Brief: Locate the lines of the listing below that hold "average", then copy each of them.

+--

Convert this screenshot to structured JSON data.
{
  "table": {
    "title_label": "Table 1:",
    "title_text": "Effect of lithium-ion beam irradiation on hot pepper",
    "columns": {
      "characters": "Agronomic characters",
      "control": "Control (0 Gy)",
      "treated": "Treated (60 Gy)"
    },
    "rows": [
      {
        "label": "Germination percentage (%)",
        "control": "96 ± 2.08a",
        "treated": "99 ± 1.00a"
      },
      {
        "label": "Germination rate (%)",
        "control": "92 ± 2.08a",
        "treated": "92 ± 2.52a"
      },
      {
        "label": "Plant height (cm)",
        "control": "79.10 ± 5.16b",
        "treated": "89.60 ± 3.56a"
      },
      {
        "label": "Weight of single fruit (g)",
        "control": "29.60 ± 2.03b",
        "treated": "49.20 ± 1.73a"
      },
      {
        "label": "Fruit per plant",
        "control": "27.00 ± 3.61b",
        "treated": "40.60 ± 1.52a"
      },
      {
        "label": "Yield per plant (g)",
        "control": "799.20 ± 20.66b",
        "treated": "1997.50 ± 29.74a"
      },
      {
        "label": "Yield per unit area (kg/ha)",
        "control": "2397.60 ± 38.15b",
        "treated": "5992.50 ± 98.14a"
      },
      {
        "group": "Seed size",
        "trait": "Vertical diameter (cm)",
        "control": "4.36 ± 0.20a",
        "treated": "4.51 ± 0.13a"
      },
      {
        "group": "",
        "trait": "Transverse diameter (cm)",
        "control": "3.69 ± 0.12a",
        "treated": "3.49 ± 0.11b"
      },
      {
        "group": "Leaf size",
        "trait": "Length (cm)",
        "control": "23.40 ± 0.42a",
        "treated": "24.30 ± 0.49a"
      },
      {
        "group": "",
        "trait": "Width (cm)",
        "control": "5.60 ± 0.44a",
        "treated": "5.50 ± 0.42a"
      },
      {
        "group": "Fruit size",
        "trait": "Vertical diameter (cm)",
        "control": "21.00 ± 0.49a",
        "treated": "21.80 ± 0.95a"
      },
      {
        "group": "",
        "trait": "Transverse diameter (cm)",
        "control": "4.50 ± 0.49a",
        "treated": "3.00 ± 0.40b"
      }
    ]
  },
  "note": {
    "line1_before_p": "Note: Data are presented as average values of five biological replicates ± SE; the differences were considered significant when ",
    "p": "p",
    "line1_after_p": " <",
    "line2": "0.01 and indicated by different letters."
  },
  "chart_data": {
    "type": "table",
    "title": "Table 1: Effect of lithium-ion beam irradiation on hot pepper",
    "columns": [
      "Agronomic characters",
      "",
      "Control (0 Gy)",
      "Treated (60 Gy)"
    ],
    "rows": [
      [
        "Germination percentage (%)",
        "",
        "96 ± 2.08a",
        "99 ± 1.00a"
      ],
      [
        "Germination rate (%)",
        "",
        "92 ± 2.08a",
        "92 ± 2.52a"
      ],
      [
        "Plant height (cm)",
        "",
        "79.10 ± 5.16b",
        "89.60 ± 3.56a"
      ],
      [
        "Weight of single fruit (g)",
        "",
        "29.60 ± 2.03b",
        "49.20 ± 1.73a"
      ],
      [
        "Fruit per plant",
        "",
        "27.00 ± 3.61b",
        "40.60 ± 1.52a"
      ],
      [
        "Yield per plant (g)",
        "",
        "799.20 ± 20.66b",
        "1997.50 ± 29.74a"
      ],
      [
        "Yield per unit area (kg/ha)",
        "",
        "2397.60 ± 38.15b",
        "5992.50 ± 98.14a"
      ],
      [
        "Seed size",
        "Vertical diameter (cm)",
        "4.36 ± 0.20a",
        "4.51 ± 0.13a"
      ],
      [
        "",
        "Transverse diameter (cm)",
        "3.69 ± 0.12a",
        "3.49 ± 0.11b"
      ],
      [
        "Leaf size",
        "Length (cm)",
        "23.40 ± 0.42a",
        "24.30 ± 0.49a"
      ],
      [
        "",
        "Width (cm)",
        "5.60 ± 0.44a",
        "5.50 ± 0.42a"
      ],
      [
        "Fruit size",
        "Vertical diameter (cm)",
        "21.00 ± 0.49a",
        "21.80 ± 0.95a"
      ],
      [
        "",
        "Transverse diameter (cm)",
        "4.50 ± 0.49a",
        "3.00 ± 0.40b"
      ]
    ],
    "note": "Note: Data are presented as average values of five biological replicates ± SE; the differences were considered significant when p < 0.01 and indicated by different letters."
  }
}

+--

Task solution:
    "line1_before_p": "Note: Data are presented as average values of five biological replicates ± SE; the differences were considered significant when ",
    "note": "Note: Data are presented as average values of five biological replicates ± SE; the differences were considered significant when p < 0.01 and indicated by different letters."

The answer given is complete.